STATED GOAL:
Go through the lines below and copy each one that holds the string "JSON".

SUPPLIED INFORMATION:
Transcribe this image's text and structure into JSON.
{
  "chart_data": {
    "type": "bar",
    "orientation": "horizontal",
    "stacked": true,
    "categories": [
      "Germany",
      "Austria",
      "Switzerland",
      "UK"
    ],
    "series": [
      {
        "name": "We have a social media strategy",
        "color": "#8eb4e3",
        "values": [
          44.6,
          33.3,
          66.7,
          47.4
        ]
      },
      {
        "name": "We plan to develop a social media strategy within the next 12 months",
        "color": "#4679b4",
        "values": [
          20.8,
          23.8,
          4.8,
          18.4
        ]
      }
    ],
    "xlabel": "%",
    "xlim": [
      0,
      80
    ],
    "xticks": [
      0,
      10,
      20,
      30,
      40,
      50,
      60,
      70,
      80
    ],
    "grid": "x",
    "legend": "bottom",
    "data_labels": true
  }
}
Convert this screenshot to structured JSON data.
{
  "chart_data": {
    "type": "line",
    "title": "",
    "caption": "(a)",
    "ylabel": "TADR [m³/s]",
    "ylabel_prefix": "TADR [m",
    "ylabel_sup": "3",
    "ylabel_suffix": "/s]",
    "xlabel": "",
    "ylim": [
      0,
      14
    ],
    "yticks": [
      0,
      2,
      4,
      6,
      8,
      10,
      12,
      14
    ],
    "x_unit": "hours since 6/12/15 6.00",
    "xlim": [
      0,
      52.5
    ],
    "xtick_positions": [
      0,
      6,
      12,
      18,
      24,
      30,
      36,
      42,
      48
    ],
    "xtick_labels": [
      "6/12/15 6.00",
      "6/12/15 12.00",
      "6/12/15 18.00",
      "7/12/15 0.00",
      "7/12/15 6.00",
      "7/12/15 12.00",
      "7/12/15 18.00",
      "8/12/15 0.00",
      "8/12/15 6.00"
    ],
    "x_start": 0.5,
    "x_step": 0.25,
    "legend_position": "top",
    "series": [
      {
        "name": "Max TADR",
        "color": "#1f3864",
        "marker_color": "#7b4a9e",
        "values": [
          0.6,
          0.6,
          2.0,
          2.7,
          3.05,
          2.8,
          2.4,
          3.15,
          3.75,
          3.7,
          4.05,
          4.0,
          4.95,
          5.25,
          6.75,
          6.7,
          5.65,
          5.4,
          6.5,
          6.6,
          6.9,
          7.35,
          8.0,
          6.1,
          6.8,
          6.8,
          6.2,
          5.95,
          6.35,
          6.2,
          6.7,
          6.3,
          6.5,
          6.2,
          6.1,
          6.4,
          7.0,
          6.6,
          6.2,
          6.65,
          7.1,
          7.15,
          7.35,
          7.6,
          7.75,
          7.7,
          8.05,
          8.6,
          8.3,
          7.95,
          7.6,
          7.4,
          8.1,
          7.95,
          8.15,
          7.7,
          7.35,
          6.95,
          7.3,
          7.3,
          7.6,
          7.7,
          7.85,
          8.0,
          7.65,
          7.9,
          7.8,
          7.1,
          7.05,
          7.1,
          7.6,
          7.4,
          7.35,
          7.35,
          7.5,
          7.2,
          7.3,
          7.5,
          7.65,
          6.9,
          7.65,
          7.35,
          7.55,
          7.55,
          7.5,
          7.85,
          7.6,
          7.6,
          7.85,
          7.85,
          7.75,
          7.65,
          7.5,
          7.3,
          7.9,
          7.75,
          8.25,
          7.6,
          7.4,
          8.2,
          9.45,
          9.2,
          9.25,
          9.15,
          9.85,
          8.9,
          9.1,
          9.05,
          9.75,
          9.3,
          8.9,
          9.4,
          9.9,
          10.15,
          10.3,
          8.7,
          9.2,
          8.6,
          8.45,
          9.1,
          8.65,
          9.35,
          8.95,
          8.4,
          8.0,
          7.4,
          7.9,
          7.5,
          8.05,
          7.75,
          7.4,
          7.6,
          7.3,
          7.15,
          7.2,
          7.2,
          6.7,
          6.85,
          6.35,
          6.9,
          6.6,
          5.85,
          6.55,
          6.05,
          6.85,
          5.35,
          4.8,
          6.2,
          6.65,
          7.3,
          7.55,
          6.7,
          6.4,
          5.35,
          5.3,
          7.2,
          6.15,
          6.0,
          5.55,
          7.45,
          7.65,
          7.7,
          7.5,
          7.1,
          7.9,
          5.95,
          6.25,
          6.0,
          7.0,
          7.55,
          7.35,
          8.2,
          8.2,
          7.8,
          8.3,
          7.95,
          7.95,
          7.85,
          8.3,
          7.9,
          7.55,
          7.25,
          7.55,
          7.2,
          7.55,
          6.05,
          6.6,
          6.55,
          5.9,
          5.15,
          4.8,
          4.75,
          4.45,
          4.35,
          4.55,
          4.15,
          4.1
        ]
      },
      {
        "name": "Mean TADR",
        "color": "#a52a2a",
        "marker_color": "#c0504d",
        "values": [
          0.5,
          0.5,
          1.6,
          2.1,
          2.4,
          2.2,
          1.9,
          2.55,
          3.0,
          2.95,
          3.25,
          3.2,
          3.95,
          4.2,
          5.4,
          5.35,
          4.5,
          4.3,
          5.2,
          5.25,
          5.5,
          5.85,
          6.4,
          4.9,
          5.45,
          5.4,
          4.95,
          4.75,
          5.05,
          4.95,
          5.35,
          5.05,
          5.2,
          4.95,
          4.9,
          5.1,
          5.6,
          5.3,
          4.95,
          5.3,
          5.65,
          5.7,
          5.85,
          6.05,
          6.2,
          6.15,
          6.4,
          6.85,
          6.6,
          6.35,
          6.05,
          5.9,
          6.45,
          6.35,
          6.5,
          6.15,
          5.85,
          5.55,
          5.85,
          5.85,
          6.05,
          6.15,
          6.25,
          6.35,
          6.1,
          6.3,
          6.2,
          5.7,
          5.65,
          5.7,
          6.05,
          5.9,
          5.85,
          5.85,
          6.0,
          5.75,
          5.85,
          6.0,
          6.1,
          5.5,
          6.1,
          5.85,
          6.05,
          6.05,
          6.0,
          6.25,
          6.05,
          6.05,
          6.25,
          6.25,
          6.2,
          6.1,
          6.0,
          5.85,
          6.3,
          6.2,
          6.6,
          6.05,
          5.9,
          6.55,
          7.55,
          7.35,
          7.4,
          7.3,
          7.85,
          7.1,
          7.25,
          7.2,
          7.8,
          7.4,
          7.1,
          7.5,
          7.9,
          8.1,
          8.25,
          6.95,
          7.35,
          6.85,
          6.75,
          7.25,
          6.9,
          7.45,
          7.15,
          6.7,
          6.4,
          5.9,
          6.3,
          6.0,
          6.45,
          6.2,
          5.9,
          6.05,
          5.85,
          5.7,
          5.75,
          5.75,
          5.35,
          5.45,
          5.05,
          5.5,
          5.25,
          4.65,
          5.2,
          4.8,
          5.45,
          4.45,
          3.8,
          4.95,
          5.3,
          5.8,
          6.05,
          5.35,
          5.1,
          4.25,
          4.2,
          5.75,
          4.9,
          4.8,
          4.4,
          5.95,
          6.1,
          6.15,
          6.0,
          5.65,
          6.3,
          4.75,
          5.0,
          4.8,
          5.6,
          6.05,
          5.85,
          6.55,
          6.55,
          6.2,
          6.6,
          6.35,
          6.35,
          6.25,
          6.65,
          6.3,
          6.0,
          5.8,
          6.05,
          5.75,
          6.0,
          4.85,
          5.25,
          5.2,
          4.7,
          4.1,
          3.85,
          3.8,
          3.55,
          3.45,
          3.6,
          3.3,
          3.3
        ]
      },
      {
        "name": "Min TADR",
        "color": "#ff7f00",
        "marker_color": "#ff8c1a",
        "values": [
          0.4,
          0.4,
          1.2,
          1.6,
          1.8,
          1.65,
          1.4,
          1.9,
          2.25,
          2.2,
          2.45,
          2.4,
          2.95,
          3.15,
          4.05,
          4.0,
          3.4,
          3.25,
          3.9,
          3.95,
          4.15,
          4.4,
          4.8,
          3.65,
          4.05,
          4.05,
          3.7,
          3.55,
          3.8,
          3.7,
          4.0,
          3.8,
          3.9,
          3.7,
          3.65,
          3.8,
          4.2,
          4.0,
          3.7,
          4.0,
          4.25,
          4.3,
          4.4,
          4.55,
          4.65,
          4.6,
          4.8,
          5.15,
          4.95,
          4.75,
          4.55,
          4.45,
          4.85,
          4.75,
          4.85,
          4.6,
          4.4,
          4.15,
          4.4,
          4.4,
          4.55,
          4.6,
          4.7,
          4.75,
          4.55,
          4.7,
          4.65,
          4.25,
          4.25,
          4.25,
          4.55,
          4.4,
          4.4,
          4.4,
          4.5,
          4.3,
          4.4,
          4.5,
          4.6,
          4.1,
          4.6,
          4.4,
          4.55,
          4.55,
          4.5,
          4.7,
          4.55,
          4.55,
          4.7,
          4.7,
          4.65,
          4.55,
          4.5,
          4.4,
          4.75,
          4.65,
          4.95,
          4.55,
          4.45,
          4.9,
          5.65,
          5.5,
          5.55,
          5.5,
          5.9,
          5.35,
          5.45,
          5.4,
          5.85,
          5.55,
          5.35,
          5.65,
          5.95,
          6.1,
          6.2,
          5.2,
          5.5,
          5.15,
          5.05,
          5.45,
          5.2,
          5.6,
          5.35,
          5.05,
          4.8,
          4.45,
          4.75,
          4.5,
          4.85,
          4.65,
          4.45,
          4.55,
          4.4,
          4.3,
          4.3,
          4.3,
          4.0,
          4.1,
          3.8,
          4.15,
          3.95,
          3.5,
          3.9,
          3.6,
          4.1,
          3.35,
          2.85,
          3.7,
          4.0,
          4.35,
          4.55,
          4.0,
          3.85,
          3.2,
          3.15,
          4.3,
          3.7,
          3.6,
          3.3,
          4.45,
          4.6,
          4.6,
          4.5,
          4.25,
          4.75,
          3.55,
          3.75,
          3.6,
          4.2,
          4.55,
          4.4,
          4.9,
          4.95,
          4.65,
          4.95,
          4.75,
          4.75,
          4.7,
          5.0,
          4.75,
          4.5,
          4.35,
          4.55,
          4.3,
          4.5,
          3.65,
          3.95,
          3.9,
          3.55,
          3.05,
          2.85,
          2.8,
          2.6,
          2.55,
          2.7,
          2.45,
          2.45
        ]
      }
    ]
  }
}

CORRECT RESULT:
Transcribe this image's text and structure into JSON.
Convert this screenshot to structured JSON data.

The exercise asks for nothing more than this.